- Work to do:
Leave out the pictures and copy everything else below exactly.

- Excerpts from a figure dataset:
• • • •

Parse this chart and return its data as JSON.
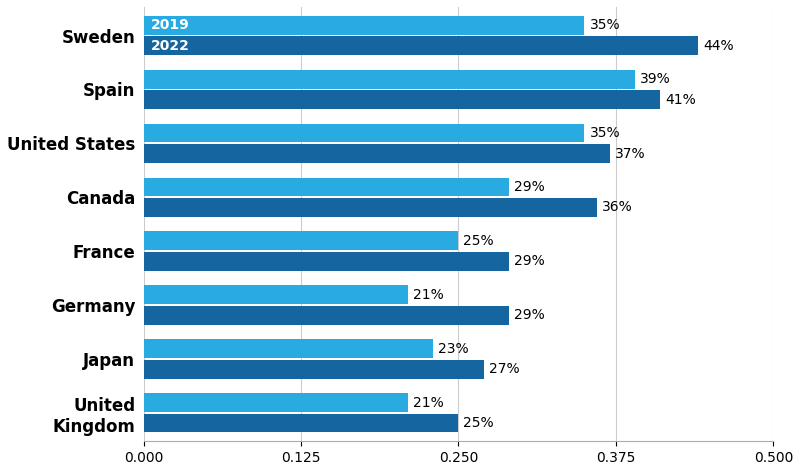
{
  "countries": [
    "United\nKingdom",
    "Japan",
    "Germany",
    "France",
    "Canada",
    "United States",
    "Spain",
    "Sweden"
  ],
  "values_2019": [
    0.21,
    0.23,
    0.21,
    0.25,
    0.29,
    0.35,
    0.39,
    0.35
  ],
  "values_2022": [
    0.25,
    0.27,
    0.29,
    0.29,
    0.36,
    0.37,
    0.41,
    0.44
  ],
  "labels_2019": [
    "21%",
    "23%",
    "21%",
    "25%",
    "29%",
    "35%",
    "39%",
    "35%"
  ],
  "labels_2022": [
    "25%",
    "27%",
    "29%",
    "29%",
    "36%",
    "37%",
    "41%",
    "44%"
  ],
  "color_2019": "#29ABE2",
  "color_2022": "#1565A0",
  "legend_2019": "2019",
  "legend_2022": "2022",
  "xlim": [
    0,
    0.5
  ],
  "xticks": [
    0,
    0.125,
    0.25,
    0.375,
    0.5
  ],
  "bar_height": 0.35,
  "bar_gap": 0.03,
  "background_color": "#ffffff",
  "label_fontsize": 10,
  "tick_fontsize": 10,
  "country_fontsize": 12
}
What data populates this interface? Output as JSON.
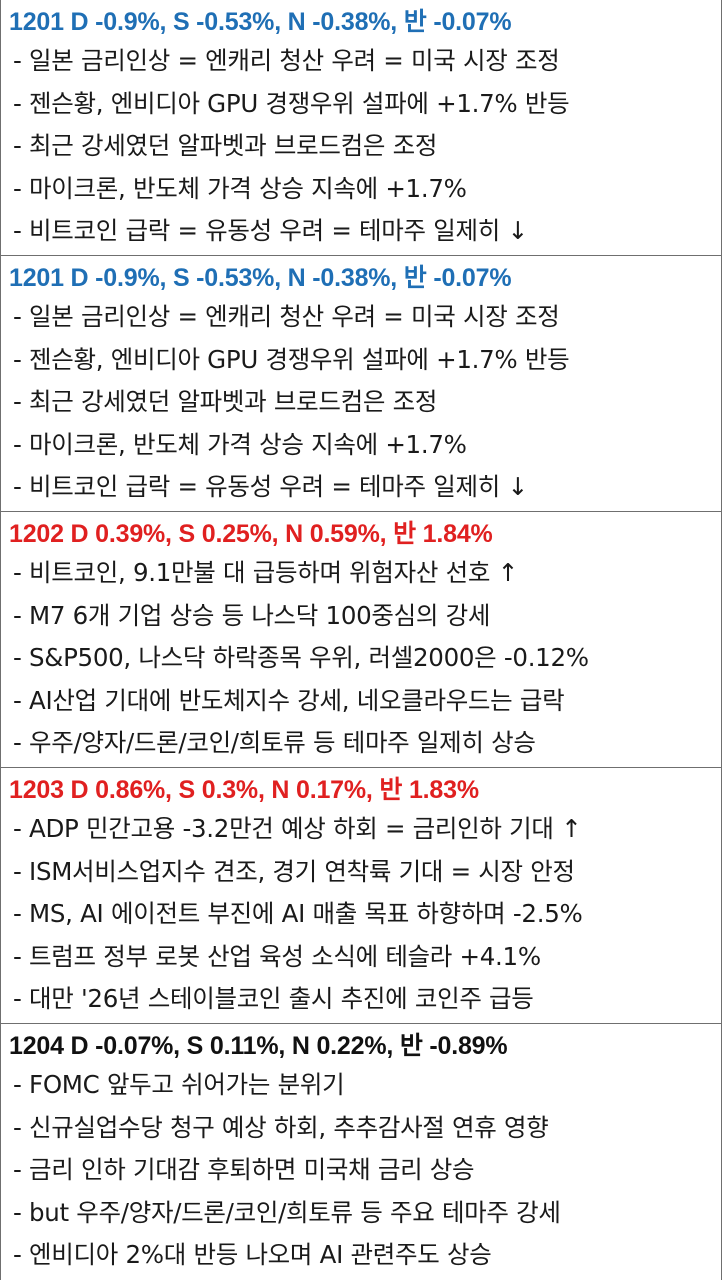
{
  "blocks": [
    {
      "header": "1201 D -0.9%, S -0.53%, N -0.38%, 반 -0.07%",
      "header_color": "#1f6fb5",
      "items": [
        "- 일본 금리인상 = 엔캐리 청산 우려 = 미국 시장 조정",
        "- 젠슨황, 엔비디아 GPU 경쟁우위 설파에 +1.7% 반등",
        "- 최근 강세였던 알파벳과 브로드컴은 조정",
        "- 마이크론, 반도체 가격 상승 지속에 +1.7%",
        "- 비트코인 급락 = 유동성 우려 = 테마주 일제히 ↓"
      ]
    },
    {
      "header": "1201 D -0.9%, S -0.53%, N -0.38%, 반 -0.07%",
      "header_color": "#1f6fb5",
      "items": [
        "- 일본 금리인상 = 엔캐리 청산 우려 = 미국 시장 조정",
        "- 젠슨황, 엔비디아 GPU 경쟁우위 설파에 +1.7% 반등",
        "- 최근 강세였던 알파벳과 브로드컴은 조정",
        "- 마이크론, 반도체 가격 상승 지속에 +1.7%",
        "- 비트코인 급락 = 유동성 우려 = 테마주 일제히 ↓"
      ]
    },
    {
      "header": "1202 D 0.39%, S 0.25%, N 0.59%, 반 1.84%",
      "header_color": "#e02020",
      "items": [
        "- 비트코인, 9.1만불 대 급등하며 위험자산 선호 ↑",
        "- M7 6개 기업 상승 등 나스닥 100중심의 강세",
        "- S&P500, 나스닥 하락종목 우위, 러셀2000은 -0.12%",
        "- AI산업 기대에 반도체지수 강세, 네오클라우드는 급락",
        "- 우주/양자/드론/코인/희토류 등 테마주 일제히 상승"
      ]
    },
    {
      "header": "1203 D 0.86%, S 0.3%, N 0.17%, 반 1.83%",
      "header_color": "#e02020",
      "items": [
        "- ADP 민간고용 -3.2만건 예상 하회 = 금리인하 기대 ↑",
        "- ISM서비스업지수 견조, 경기 연착륙 기대 = 시장 안정",
        "- MS, AI 에이전트 부진에 AI 매출 목표 하향하며 -2.5%",
        "- 트럼프 정부 로봇 산업 육성 소식에 테슬라 +4.1%",
        "- 대만 '26년 스테이블코인 출시 추진에 코인주 급등"
      ]
    },
    {
      "header": "1204 D -0.07%, S 0.11%, N 0.22%, 반 -0.89%",
      "header_color": "#111111",
      "items": [
        "- FOMC 앞두고 쉬어가는 분위기",
        "- 신규실업수당 청구 예상 하회, 추추감사절 연휴 영향",
        "- 금리 인하 기대감 후퇴하면 미국채 금리 상승",
        "- but 우주/양자/드론/코인/희토류 등 주요 테마주 강세",
        "- 엔비디아 2%대 반등 나오며 AI 관련주도 상승"
      ]
    }
  ]
}
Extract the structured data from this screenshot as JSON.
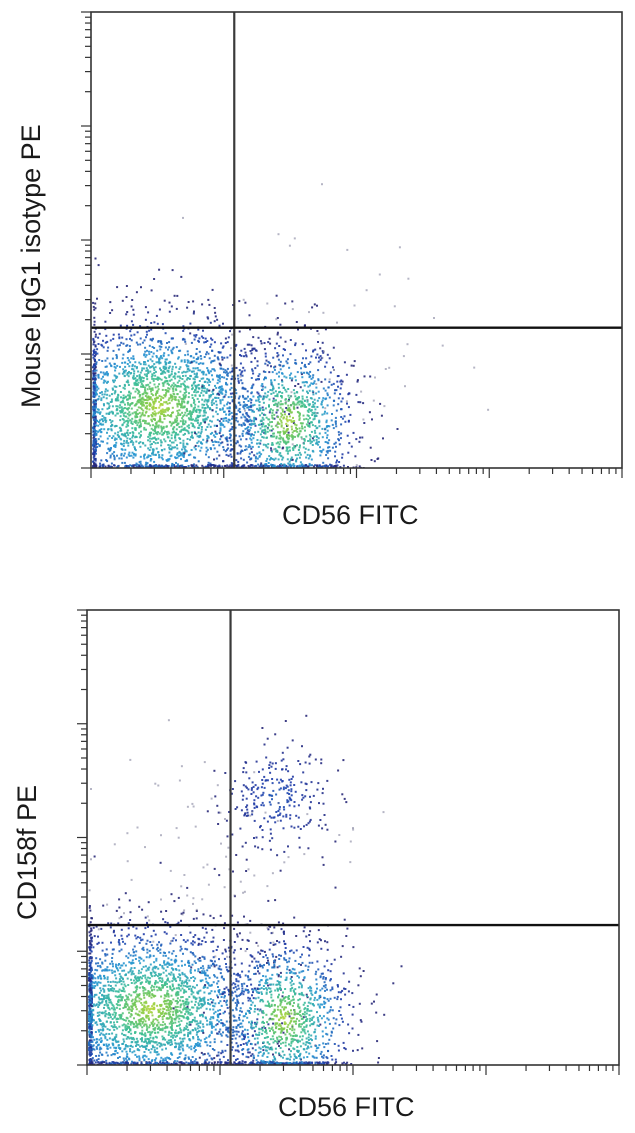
{
  "chart_data": [
    {
      "type": "scatter",
      "title": "",
      "xlabel": "CD56 FITC",
      "ylabel": "Mouse IgG1 isotype PE",
      "x_scale": "log",
      "y_scale": "log",
      "xlim": [
        1,
        10000
      ],
      "ylim": [
        1,
        10000
      ],
      "grid": false,
      "quadrant_gates": {
        "x": 12,
        "y": 17
      },
      "populations": [
        {
          "center": [
            3.2,
            3.5
          ],
          "spread": [
            0.42,
            0.38
          ],
          "count": 2600
        },
        {
          "center": [
            30,
            2.6
          ],
          "spread": [
            0.25,
            0.35
          ],
          "count": 1100
        },
        {
          "center": [
            60,
            8
          ],
          "spread": [
            0.5,
            0.6
          ],
          "count": 60
        }
      ]
    },
    {
      "type": "scatter",
      "title": "",
      "xlabel": "CD56 FITC",
      "ylabel": "CD158f PE",
      "x_scale": "log",
      "y_scale": "log",
      "xlim": [
        1,
        10000
      ],
      "ylim": [
        1,
        10000
      ],
      "grid": false,
      "quadrant_gates": {
        "x": 12,
        "y": 17
      },
      "populations": [
        {
          "center": [
            3.0,
            3.2
          ],
          "spread": [
            0.42,
            0.36
          ],
          "count": 2600
        },
        {
          "center": [
            30,
            2.6
          ],
          "spread": [
            0.25,
            0.35
          ],
          "count": 1100
        },
        {
          "center": [
            26,
            230
          ],
          "spread": [
            0.2,
            0.25
          ],
          "count": 260
        },
        {
          "center": [
            8,
            60
          ],
          "spread": [
            0.5,
            0.5
          ],
          "count": 90
        }
      ]
    }
  ]
}
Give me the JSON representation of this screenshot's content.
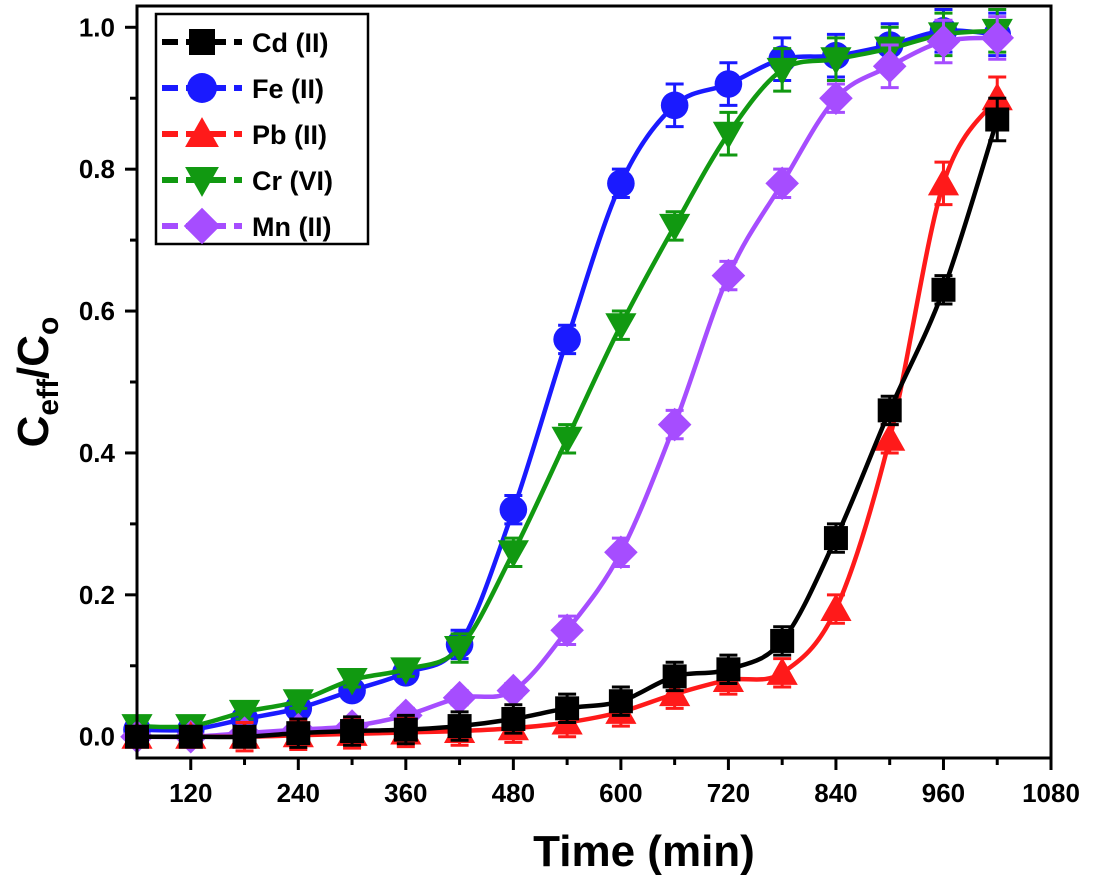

• • • •

- Completed exercise:
Parse this chart and return its data as JSON.
{
  "countries": [
    "United\nKingdom",
    "Japan",
    "Germany",
    "France",
    "Canada",
    "United States",
    "Spain",
    "Sweden"
  ],
  "values_2019": [
    0.21,
    0.23,
    0.21,
    0.25,
    0.29,
    0.35,
    0.39,
    0.35
  ],
  "values_2022": [
    0.25,
    0.27,
    0.29,
    0.29,
    0.36,
    0.37,
    0.41,
    0.44
  ],
  "labels_2019": [
    "21%",
    "23%",
    "21%",
    "25%",
    "29%",
    "35%",
    "39%",
    "35%"
  ],
  "labels_2022": [
    "25%",
    "27%",
    "29%",
    "29%",
    "36%",
    "37%",
    "41%",
    "44%"
  ],
  "color_2019": "#29ABE2",
  "color_2022": "#1565A0",
  "legend_2019": "2019",
  "legend_2022": "2022",
  "xlim": [
    0,
    0.5
  ],
  "xticks": [
    0,
    0.125,
    0.25,
    0.375,
    0.5
  ],
  "bar_height": 0.35,
  "bar_gap": 0.03,
  "background_color": "#ffffff",
  "label_fontsize": 10,
  "tick_fontsize": 10,
  "country_fontsize": 12
}
What data populates this interface? Output as JSON.
{
  "blocks": [
    {
      "header": "1201 D -0.9%, S -0.53%, N -0.38%, 반 -0.07%",
      "header_color": "#1f6fb5",
      "items": [
        "- 일본 금리인상 = 엔캐리 청산 우려 = 미국 시장 조정",
        "- 젠슨황, 엔비디아 GPU 경쟁우위 설파에 +1.7% 반등",
        "- 최근 강세였던 알파벳과 브로드컴은 조정",
        "- 마이크론, 반도체 가격 상승 지속에 +1.7%",
        "- 비트코인 급락 = 유동성 우려 = 테마주 일제히 ↓"
      ]
    },
    {
      "header": "1201 D -0.9%, S -0.53%, N -0.38%, 반 -0.07%",
      "header_color": "#1f6fb5",
      "items": [
        "- 일본 금리인상 = 엔캐리 청산 우려 = 미국 시장 조정",
        "- 젠슨황, 엔비디아 GPU 경쟁우위 설파에 +1.7% 반등",
        "- 최근 강세였던 알파벳과 브로드컴은 조정",
        "- 마이크론, 반도체 가격 상승 지속에 +1.7%",
        "- 비트코인 급락 = 유동성 우려 = 테마주 일제히 ↓"
      ]
    },
    {
      "header": "1202 D 0.39%, S 0.25%, N 0.59%, 반 1.84%",
      "header_color": "#e02020",
      "items": [
        "- 비트코인, 9.1만불 대 급등하며 위험자산 선호 ↑",
        "- M7 6개 기업 상승 등 나스닥 100중심의 강세",
        "- S&P500, 나스닥 하락종목 우위, 러셀2000은 -0.12%",
        "- AI산업 기대에 반도체지수 강세, 네오클라우드는 급락",
        "- 우주/양자/드론/코인/희토류 등 테마주 일제히 상승"
      ]
    },
    {
      "header": "1203 D 0.86%, S 0.3%, N 0.17%, 반 1.83%",
      "header_color": "#e02020",
      "items": [
        "- ADP 민간고용 -3.2만건 예상 하회 = 금리인하 기대 ↑",
        "- ISM서비스업지수 견조, 경기 연착륙 기대 = 시장 안정",
        "- MS, AI 에이전트 부진에 AI 매출 목표 하향하며 -2.5%",
        "- 트럼프 정부 로봇 산업 육성 소식에 테슬라 +4.1%",
        "- 대만 '26년 스테이블코인 출시 추진에 코인주 급등"
      ]
    },
    {
      "header": "1204 D -0.07%, S 0.11%, N 0.22%, 반 -0.89%",
      "header_color": "#111111",
      "items": [
        "- FOMC 앞두고 쉬어가는 분위기",
        "- 신규실업수당 청구 예상 하회, 추추감사절 연휴 영향",
        "- 금리 인하 기대감 후퇴하면 미국채 금리 상승",
        "- but 우주/양자/드론/코인/희토류 등 주요 테마주 강세",
        "- 엔비디아 2%대 반등 나오며 AI 관련주도 상승"
      ]
    }
  ]
}
Extract the structured data from this screenshot as JSON.
{
  "chart_data": [
    {
      "type": "scatter",
      "title": "",
      "xlabel": "CD56 FITC",
      "ylabel": "Mouse IgG1 isotype PE",
      "x_scale": "log",
      "y_scale": "log",
      "xlim": [
        1,
        10000
      ],
      "ylim": [
        1,
        10000
      ],
      "grid": false,
      "quadrant_gates": {
        "x": 12,
        "y": 17
      },
      "populations": [
        {
          "center": [
            3.2,
            3.5
          ],
          "spread": [
            0.42,
            0.38
          ],
          "count": 2600
        },
        {
          "center": [
            30,
            2.6
          ],
          "spread": [
            0.25,
            0.35
          ],
          "count": 1100
        },
        {
          "center": [
            60,
            8
          ],
          "spread": [
            0.5,
            0.6
          ],
          "count": 60
        }
      ]
    },
    {
      "type": "scatter",
      "title": "",
      "xlabel": "CD56 FITC",
      "ylabel": "CD158f PE",
      "x_scale": "log",
      "y_scale": "log",
      "xlim": [
        1,
        10000
      ],
      "ylim": [
        1,
        10000
      ],
      "grid": false,
      "quadrant_gates": {
        "x": 12,
        "y": 17
      },
      "populations": [
        {
          "center": [
            3.0,
            3.2
          ],
          "spread": [
            0.42,
            0.36
          ],
          "count": 2600
        },
        {
          "center": [
            30,
            2.6
          ],
          "spread": [
            0.25,
            0.35
          ],
          "count": 1100
        },
        {
          "center": [
            26,
            230
          ],
          "spread": [
            0.2,
            0.25
          ],
          "count": 260
        },
        {
          "center": [
            8,
            60
          ],
          "spread": [
            0.5,
            0.5
          ],
          "count": 90
        }
      ]
    }
  ]
}
Give me the JSON representation of this screenshot's content.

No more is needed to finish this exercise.